### DESCRIPTION OF THE TASK
Return the records in full, exactly as given.

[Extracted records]
==*==
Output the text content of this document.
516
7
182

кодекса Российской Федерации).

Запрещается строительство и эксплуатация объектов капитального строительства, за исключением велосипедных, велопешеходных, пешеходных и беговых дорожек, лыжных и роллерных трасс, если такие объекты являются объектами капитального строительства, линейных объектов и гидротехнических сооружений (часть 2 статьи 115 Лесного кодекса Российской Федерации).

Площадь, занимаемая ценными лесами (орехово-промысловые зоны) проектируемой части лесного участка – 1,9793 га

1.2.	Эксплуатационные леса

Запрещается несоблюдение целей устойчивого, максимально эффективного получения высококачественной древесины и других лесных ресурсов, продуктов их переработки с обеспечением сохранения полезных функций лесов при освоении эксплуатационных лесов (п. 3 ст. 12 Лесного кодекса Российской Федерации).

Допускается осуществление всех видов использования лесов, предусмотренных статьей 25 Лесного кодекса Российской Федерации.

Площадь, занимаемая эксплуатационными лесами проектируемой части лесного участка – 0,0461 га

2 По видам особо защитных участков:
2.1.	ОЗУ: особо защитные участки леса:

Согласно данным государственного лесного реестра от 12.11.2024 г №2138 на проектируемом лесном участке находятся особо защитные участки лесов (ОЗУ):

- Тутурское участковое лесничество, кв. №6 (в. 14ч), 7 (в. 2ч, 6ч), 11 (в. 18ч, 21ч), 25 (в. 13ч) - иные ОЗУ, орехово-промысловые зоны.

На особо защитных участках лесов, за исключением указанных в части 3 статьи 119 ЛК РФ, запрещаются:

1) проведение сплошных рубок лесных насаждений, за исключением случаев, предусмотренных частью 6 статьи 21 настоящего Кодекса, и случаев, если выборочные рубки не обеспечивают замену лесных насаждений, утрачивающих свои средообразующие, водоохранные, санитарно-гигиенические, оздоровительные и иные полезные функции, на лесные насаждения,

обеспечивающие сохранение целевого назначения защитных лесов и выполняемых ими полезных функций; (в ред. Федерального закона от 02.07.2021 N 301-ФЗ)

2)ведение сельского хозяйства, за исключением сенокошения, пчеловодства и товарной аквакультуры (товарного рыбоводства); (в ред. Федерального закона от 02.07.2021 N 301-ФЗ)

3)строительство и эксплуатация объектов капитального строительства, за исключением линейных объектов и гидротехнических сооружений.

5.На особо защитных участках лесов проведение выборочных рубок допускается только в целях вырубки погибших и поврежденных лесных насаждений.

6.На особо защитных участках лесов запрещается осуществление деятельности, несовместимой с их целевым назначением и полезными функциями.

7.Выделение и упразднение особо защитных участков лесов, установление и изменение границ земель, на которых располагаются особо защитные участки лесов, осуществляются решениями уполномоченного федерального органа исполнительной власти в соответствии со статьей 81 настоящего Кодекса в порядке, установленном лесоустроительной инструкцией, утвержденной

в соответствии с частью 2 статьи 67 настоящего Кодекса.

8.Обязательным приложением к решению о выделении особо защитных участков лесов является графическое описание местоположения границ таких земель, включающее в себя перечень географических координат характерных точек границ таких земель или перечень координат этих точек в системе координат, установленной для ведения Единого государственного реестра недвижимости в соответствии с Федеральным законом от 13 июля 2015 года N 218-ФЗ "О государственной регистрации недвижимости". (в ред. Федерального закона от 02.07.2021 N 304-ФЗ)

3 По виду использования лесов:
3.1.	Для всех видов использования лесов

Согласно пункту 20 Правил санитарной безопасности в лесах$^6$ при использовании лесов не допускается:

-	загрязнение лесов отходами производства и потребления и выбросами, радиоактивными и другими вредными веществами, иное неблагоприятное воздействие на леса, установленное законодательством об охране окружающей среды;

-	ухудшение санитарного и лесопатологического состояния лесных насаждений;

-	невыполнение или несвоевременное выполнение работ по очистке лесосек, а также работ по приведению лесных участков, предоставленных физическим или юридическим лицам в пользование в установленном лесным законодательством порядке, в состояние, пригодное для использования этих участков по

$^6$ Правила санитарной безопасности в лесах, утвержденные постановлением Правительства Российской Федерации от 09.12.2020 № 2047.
==*==
### ANSWER FOR THE TASK
Output the text content of this document.
516
7
182

кодекса Российской Федерации).

Запрещается строительство и эксплуатация объектов капитального строительства, за исключением велосипедных, велопешеходных, пешеходных и беговых дорожек, лыжных и роллерных трасс, если такие объекты являются объектами капитального строительства, линейных объектов и гидротехнических сооружений (часть 2 статьи 115 Лесного кодекса Российской Федерации).

Площадь, занимаемая ценными лесами (орехово-промысловые зоны) проектируемой части лесного участка – 1,9793 га

1.2.	Эксплуатационные леса

Запрещается несоблюдение целей устойчивого, максимально эффективного получения высококачественной древесины и других лесных ресурсов, продуктов их переработки с обеспечением сохранения полезных функций лесов при освоении эксплуатационных лесов (п. 3 ст. 12 Лесного кодекса Российской Федерации).

Допускается осуществление всех видов использования лесов, предусмотренных статьей 25 Лесного кодекса Российской Федерации.

Площадь, занимаемая эксплуатационными лесами проектируемой части лесного участка – 0,0461 га

2 По видам особо защитных участков:
2.1.	ОЗУ: особо защитные участки леса:

Согласно данным государственного лесного реестра от 12.11.2024 г №2138 на проектируемом лесном участке находятся особо защитные участки лесов (ОЗУ):

- Тутурское участковое лесничество, кв. №6 (в. 14ч), 7 (в. 2ч, 6ч), 11 (в. 18ч, 21ч), 25 (в. 13ч) - иные ОЗУ, орехово-промысловые зоны.

На особо защитных участках лесов, за исключением указанных в части 3 статьи 119 ЛК РФ, запрещаются:

1) проведение сплошных рубок лесных насаждений, за исключением случаев, предусмотренных частью 6 статьи 21 настоящего Кодекса, и случаев, если выборочные рубки не обеспечивают замену лесных насаждений, утрачивающих свои средообразующие, водоохранные, санитарно-гигиенические, оздоровительные и иные полезные функции, на лесные насаждения,

обеспечивающие сохранение целевого назначения защитных лесов и выполняемых ими полезных функций; (в ред. Федерального закона от 02.07.2021 N 301-ФЗ)

2)ведение сельского хозяйства, за исключением сенокошения, пчеловодства и товарной аквакультуры (товарного рыбоводства); (в ред. Федерального закона от 02.07.2021 N 301-ФЗ)

3)строительство и эксплуатация объектов капитального строительства, за исключением линейных объектов и гидротехнических сооружений.

5.На особо защитных участках лесов проведение выборочных рубок допускается только в целях вырубки погибших и поврежденных лесных насаждений.

6.На особо защитных участках лесов запрещается осуществление деятельности, несовместимой с их целевым назначением и полезными функциями.

7.Выделение и упразднение особо защитных участков лесов, установление и изменение границ земель, на которых располагаются особо защитные участки лесов, осуществляются решениями уполномоченного федерального органа исполнительной власти в соответствии со статьей 81 настоящего Кодекса в порядке, установленном лесоустроительной инструкцией, утвержденной

в соответствии с частью 2 статьи 67 настоящего Кодекса.

8.Обязательным приложением к решению о выделении особо защитных участков лесов является графическое описание местоположения границ таких земель, включающее в себя перечень географических координат характерных точек границ таких земель или перечень координат этих точек в системе координат, установленной для ведения Единого государственного реестра недвижимости в соответствии с Федеральным законом от 13 июля 2015 года N 218-ФЗ "О государственной регистрации недвижимости". (в ред. Федерального закона от 02.07.2021 N 304-ФЗ)

3 По виду использования лесов:
3.1.	Для всех видов использования лесов

Согласно пункту 20 Правил санитарной безопасности в лесах$^6$ при использовании лесов не допускается:

-	загрязнение лесов отходами производства и потребления и выбросами, радиоактивными и другими вредными веществами, иное неблагоприятное воздействие на леса, установленное законодательством об охране окружающей среды;

-	ухудшение санитарного и лесопатологического состояния лесных насаждений;

-	невыполнение или несвоевременное выполнение работ по очистке лесосек, а также работ по приведению лесных участков, предоставленных физическим или юридическим лицам в пользование в установленном лесным законодательством порядке, в состояние, пригодное для использования этих участков по

$^6$ Правила санитарной безопасности в лесах, утвержденные постановлением Правительства Российской Федерации от 09.12.2020 № 2047.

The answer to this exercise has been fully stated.